[Stored data entries]
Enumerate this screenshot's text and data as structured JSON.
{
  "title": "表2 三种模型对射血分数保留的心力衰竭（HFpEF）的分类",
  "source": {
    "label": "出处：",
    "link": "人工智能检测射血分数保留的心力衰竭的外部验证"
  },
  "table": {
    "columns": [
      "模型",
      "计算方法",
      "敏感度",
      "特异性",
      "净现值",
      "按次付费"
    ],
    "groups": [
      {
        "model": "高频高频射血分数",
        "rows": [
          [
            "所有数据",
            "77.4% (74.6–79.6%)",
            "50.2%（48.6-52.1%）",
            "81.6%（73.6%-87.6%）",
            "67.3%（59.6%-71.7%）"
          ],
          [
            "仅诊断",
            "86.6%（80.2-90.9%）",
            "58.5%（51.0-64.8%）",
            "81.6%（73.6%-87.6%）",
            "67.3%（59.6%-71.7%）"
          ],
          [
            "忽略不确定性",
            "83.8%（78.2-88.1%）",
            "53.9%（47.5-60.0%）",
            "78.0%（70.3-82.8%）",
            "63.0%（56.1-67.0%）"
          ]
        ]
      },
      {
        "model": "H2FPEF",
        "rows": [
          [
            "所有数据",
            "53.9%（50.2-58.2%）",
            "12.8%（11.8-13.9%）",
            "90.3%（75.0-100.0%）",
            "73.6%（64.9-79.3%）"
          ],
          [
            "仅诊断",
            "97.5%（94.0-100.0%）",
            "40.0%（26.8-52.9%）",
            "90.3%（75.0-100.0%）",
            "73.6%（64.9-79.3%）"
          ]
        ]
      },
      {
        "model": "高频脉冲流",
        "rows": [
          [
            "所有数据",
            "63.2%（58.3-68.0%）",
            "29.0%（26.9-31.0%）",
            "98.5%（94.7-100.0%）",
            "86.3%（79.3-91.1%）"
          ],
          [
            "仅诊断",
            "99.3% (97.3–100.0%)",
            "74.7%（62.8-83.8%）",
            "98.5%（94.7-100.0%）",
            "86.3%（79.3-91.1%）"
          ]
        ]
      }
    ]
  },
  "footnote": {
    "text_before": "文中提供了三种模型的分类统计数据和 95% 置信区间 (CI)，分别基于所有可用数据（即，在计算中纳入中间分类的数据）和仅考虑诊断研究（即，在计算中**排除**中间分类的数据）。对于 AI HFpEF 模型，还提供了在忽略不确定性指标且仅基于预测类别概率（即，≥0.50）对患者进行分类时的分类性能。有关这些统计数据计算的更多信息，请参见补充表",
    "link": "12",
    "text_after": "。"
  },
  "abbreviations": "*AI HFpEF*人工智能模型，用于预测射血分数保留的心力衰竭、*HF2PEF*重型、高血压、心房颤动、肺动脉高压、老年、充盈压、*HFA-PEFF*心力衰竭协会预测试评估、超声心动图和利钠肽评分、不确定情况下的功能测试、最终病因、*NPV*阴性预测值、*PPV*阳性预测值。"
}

* [WORK INSTRUCTIONS] Search the data above for the word "link", then gather each line in which it appears.

* [TASK SOLUTION]
    "link": "人工智能检测射血分数保留的心力衰竭的外部验证"
    "link": "12",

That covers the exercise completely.